▶ About this task
Every line of the listing is to be printed again exactly.

▶ Input data
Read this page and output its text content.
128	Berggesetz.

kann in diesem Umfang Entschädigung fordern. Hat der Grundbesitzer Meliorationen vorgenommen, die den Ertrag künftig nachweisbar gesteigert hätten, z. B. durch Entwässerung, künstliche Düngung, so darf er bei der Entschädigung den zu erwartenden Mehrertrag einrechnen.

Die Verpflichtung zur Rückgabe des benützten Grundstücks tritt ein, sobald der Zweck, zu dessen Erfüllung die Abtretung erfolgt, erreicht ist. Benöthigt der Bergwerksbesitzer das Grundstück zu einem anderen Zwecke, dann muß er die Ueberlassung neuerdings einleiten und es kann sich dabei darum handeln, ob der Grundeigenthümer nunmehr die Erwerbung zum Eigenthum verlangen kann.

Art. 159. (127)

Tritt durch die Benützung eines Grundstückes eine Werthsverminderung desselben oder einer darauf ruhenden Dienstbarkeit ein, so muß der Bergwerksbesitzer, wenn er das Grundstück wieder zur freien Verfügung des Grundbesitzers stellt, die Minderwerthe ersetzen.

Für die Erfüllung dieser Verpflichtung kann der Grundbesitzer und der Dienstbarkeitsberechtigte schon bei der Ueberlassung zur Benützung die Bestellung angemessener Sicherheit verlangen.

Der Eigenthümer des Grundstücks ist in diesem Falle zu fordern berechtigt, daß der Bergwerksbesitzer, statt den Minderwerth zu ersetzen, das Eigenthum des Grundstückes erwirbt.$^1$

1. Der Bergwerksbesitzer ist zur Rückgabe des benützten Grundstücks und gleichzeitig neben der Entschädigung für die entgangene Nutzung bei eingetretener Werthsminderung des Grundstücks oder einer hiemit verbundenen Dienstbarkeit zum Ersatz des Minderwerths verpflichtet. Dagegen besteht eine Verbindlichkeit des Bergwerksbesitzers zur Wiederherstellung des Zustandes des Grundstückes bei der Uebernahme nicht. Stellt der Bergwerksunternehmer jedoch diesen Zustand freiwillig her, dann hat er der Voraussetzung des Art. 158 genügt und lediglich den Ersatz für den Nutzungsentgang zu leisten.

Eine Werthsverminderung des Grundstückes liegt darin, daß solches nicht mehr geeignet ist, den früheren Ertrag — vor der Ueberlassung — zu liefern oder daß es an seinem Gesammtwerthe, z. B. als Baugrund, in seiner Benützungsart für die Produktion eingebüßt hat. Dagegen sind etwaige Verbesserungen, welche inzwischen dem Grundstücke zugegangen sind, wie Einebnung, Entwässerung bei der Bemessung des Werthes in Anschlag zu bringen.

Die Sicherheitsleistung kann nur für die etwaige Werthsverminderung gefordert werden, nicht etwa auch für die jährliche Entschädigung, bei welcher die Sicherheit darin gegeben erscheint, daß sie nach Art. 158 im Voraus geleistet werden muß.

▶ Answer box
Read this page and output its text content.
128	Berggesetz.

kann in diesem Umfang Entschädigung fordern. Hat der Grundbesitzer Meliorationen vorgenommen, die den Ertrag künftig nachweisbar gesteigert hätten, z. B. durch Entwässerung, künstliche Düngung, so darf er bei der Entschädigung den zu erwartenden Mehrertrag einrechnen.

Die Verpflichtung zur Rückgabe des benützten Grundstücks tritt ein, sobald der Zweck, zu dessen Erfüllung die Abtretung erfolgt, erreicht ist. Benöthigt der Bergwerksbesitzer das Grundstück zu einem anderen Zwecke, dann muß er die Ueberlassung neuerdings einleiten und es kann sich dabei darum handeln, ob der Grundeigenthümer nunmehr die Erwerbung zum Eigenthum verlangen kann.

Art. 159. (127)

Tritt durch die Benützung eines Grundstückes eine Werthsverminderung desselben oder einer darauf ruhenden Dienstbarkeit ein, so muß der Bergwerksbesitzer, wenn er das Grundstück wieder zur freien Verfügung des Grundbesitzers stellt, die Minderwerthe ersetzen.

Für die Erfüllung dieser Verpflichtung kann der Grundbesitzer und der Dienstbarkeitsberechtigte schon bei der Ueberlassung zur Benützung die Bestellung angemessener Sicherheit verlangen.

Der Eigenthümer des Grundstücks ist in diesem Falle zu fordern berechtigt, daß der Bergwerksbesitzer, statt den Minderwerth zu ersetzen, das Eigenthum des Grundstückes erwirbt.$^1$

1. Der Bergwerksbesitzer ist zur Rückgabe des benützten Grundstücks und gleichzeitig neben der Entschädigung für die entgangene Nutzung bei eingetretener Werthsminderung des Grundstücks oder einer hiemit verbundenen Dienstbarkeit zum Ersatz des Minderwerths verpflichtet. Dagegen besteht eine Verbindlichkeit des Bergwerksbesitzers zur Wiederherstellung des Zustandes des Grundstückes bei der Uebernahme nicht. Stellt der Bergwerksunternehmer jedoch diesen Zustand freiwillig her, dann hat er der Voraussetzung des Art. 158 genügt und lediglich den Ersatz für den Nutzungsentgang zu leisten.

Eine Werthsverminderung des Grundstückes liegt darin, daß solches nicht mehr geeignet ist, den früheren Ertrag — vor der Ueberlassung — zu liefern oder daß es an seinem Gesammtwerthe, z. B. als Baugrund, in seiner Benützungsart für die Produktion eingebüßt hat. Dagegen sind etwaige Verbesserungen, welche inzwischen dem Grundstücke zugegangen sind, wie Einebnung, Entwässerung bei der Bemessung des Werthes in Anschlag zu bringen.

Die Sicherheitsleistung kann nur für die etwaige Werthsverminderung gefordert werden, nicht etwa auch für die jährliche Entschädigung, bei welcher die Sicherheit darin gegeben erscheint, daß sie nach Art. 158 im Voraus geleistet werden muß.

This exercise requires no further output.